Supplied material:

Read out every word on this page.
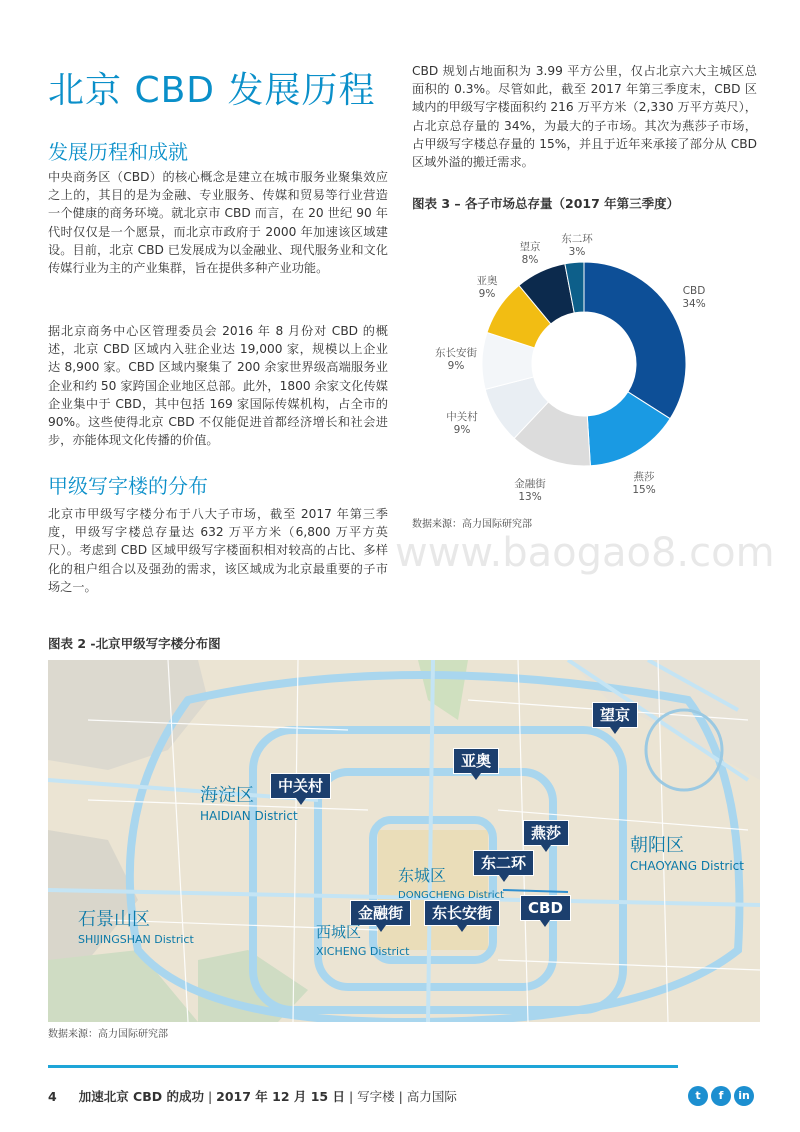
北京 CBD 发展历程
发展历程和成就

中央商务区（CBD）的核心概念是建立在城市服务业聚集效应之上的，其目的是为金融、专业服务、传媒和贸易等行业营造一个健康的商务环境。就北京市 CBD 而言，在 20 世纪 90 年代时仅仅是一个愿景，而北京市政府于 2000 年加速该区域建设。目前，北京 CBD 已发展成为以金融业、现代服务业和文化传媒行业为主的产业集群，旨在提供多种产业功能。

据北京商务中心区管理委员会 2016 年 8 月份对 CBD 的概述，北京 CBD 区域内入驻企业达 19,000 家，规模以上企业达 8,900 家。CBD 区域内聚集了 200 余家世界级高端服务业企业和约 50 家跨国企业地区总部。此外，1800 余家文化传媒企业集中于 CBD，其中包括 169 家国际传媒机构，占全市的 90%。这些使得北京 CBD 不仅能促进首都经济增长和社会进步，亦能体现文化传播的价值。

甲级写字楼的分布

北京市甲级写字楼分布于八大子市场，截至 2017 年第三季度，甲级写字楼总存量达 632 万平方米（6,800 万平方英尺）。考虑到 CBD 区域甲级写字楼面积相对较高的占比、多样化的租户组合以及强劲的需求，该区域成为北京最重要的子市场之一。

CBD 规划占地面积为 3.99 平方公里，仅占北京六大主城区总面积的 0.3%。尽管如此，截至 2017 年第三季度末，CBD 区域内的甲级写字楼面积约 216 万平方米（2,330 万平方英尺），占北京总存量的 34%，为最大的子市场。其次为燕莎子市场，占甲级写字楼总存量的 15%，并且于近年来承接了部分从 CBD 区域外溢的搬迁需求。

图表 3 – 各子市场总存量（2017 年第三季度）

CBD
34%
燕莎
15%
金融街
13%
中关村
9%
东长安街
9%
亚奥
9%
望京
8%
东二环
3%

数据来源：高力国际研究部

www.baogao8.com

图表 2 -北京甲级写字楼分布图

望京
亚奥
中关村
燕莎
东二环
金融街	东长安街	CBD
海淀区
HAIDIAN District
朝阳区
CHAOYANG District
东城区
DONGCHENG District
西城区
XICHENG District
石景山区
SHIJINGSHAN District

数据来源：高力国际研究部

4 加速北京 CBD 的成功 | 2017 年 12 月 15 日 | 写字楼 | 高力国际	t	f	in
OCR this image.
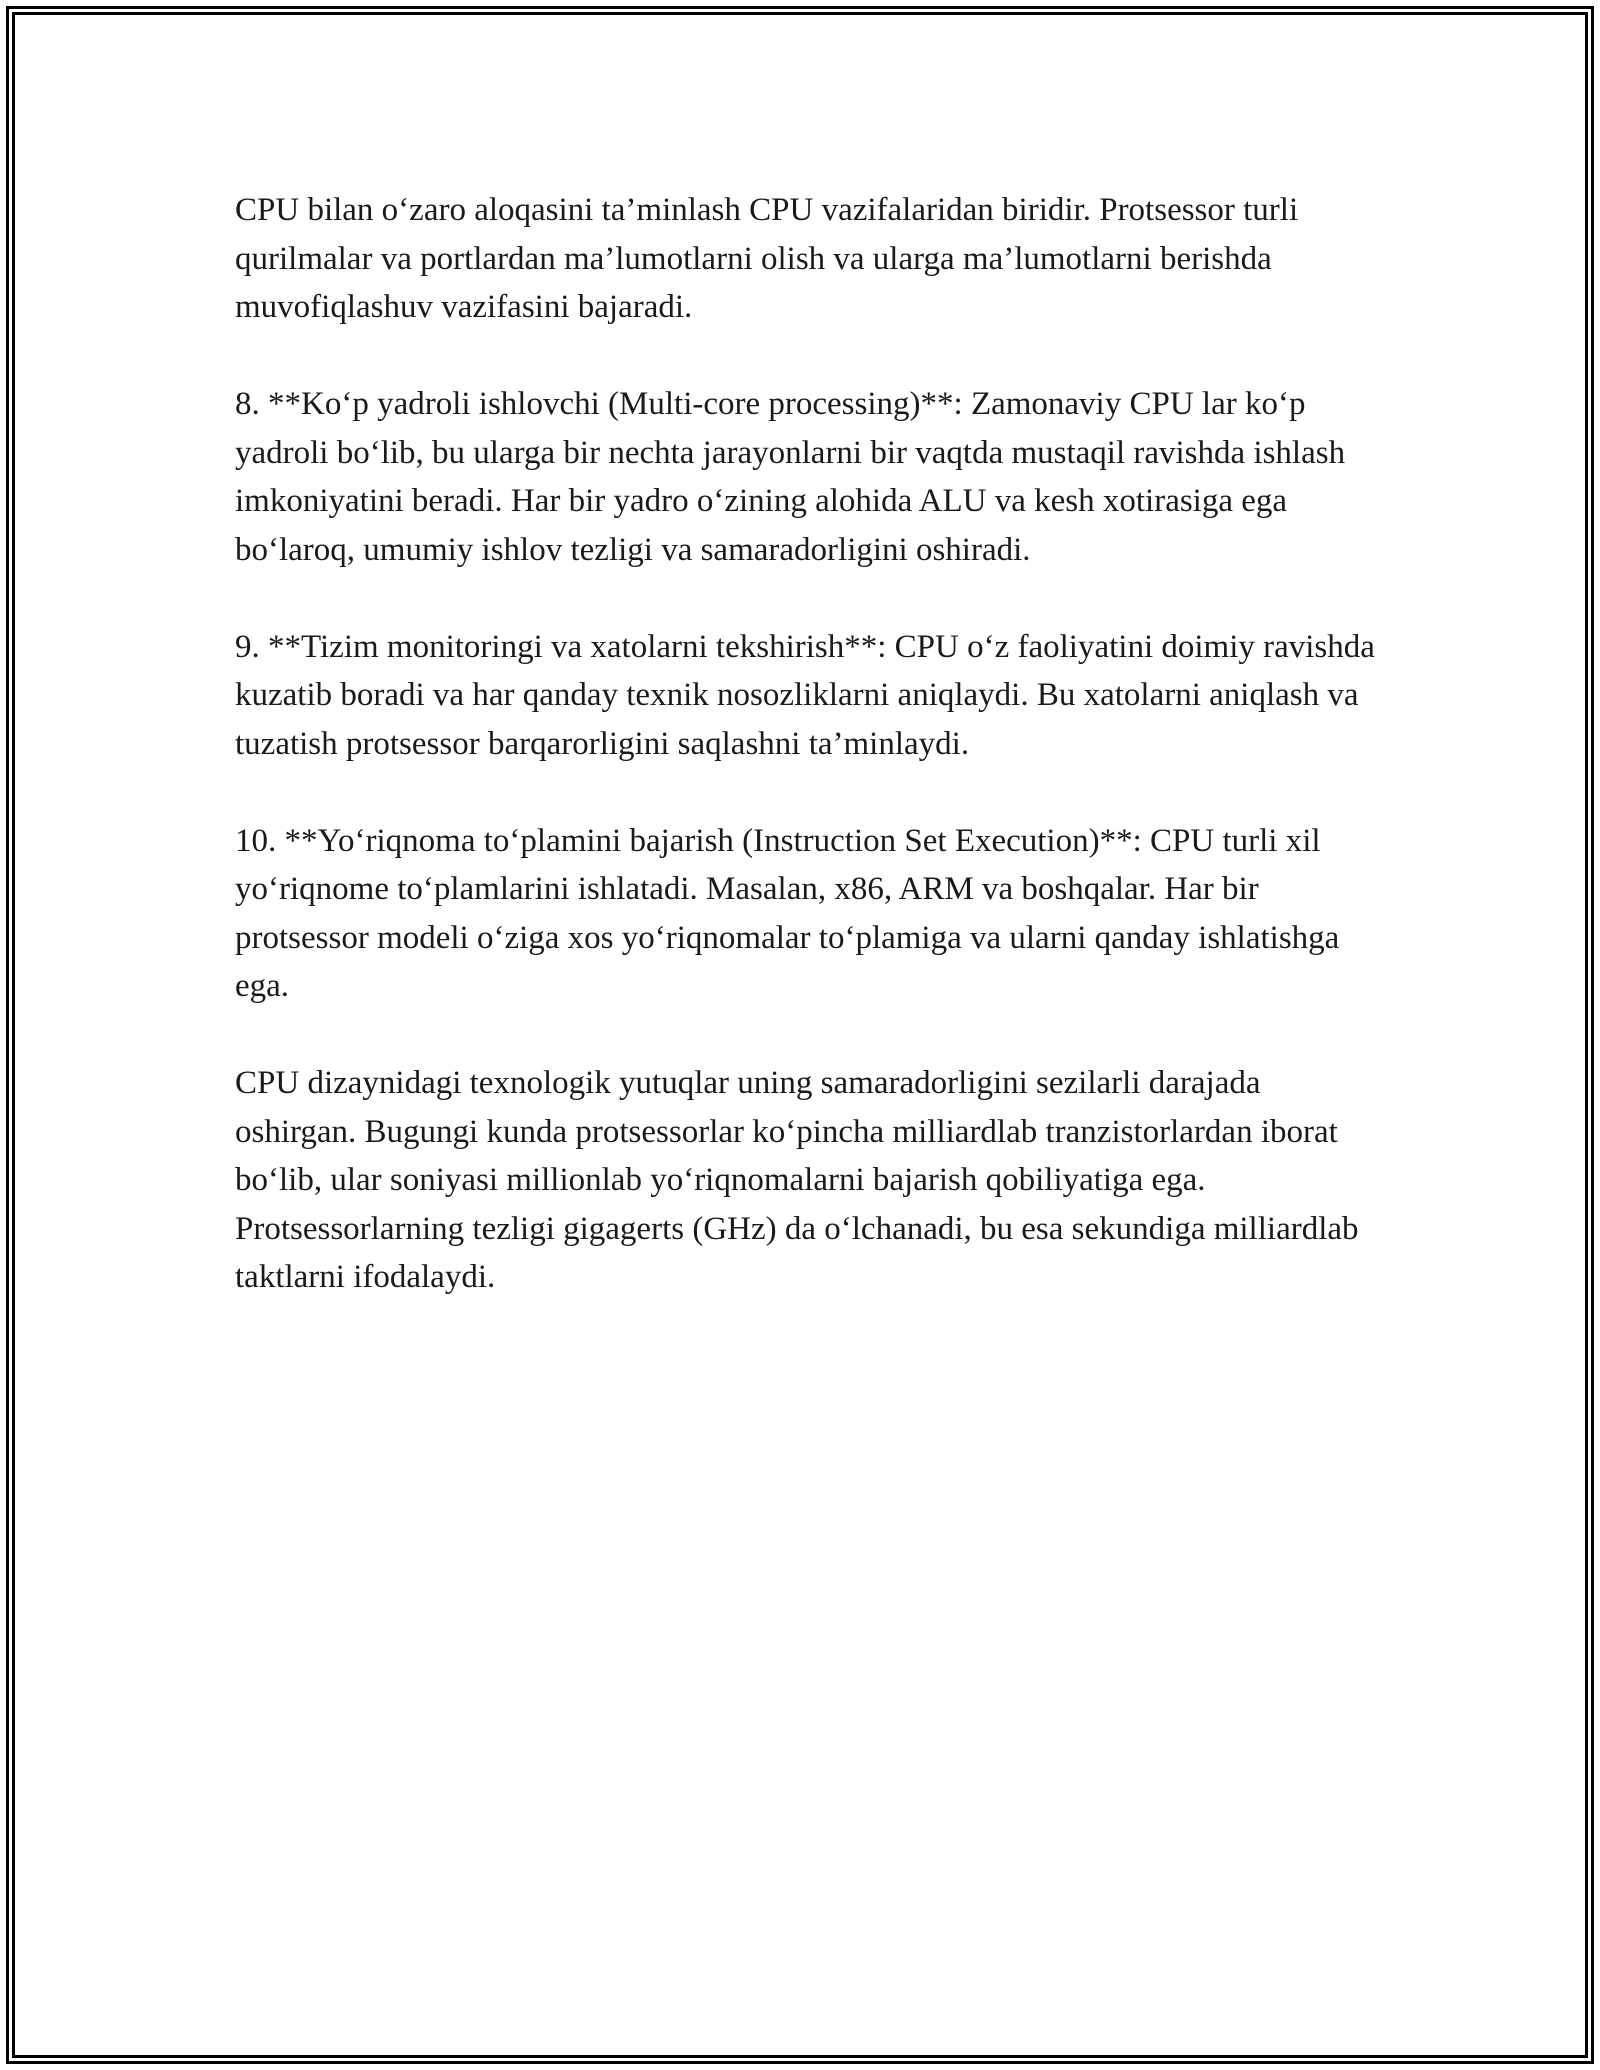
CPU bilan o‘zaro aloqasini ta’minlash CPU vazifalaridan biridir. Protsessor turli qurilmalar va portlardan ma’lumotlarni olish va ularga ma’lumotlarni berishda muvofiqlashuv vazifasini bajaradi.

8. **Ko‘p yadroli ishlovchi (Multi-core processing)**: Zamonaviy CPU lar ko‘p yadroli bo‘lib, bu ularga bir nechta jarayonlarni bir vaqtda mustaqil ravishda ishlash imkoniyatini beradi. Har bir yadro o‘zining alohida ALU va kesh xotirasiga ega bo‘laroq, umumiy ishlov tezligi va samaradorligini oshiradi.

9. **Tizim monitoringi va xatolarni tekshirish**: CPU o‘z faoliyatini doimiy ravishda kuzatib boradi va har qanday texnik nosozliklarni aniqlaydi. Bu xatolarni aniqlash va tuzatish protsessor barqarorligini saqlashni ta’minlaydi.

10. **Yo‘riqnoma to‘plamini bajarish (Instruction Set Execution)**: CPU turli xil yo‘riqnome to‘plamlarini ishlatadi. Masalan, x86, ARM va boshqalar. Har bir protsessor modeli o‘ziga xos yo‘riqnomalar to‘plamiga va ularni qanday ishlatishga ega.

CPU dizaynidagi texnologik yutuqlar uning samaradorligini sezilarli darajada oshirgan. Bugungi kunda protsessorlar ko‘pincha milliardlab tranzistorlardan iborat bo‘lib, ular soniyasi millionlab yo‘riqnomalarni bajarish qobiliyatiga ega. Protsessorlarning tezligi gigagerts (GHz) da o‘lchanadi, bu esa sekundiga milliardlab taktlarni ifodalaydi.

Work instructions: Copy, without the pictures, exactly the lines from the line with "OCR this image." through the end of the material above, both ends included.

Result of the exercise:
OCR this image.
CPU bilan o‘zaro aloqasini ta’minlash CPU vazifalaridan biridir. Protsessor turli qurilmalar va portlardan ma’lumotlarni olish va ularga ma’lumotlarni berishda muvofiqlashuv vazifasini bajaradi.

8. **Ko‘p yadroli ishlovchi (Multi-core processing)**: Zamonaviy CPU lar ko‘p yadroli bo‘lib, bu ularga bir nechta jarayonlarni bir vaqtda mustaqil ravishda ishlash imkoniyatini beradi. Har bir yadro o‘zining alohida ALU va kesh xotirasiga ega bo‘laroq, umumiy ishlov tezligi va samaradorligini oshiradi.

9. **Tizim monitoringi va xatolarni tekshirish**: CPU o‘z faoliyatini doimiy ravishda kuzatib boradi va har qanday texnik nosozliklarni aniqlaydi. Bu xatolarni aniqlash va tuzatish protsessor barqarorligini saqlashni ta’minlaydi.

10. **Yo‘riqnoma to‘plamini bajarish (Instruction Set Execution)**: CPU turli xil yo‘riqnome to‘plamlarini ishlatadi. Masalan, x86, ARM va boshqalar. Har bir protsessor modeli o‘ziga xos yo‘riqnomalar to‘plamiga va ularni qanday ishlatishga ega.

CPU dizaynidagi texnologik yutuqlar uning samaradorligini sezilarli darajada oshirgan. Bugungi kunda protsessorlar ko‘pincha milliardlab tranzistorlardan iborat bo‘lib, ular soniyasi millionlab yo‘riqnomalarni bajarish qobiliyatiga ega. Protsessorlarning tezligi gigagerts (GHz) da o‘lchanadi, bu esa sekundiga milliardlab taktlarni ifodalaydi.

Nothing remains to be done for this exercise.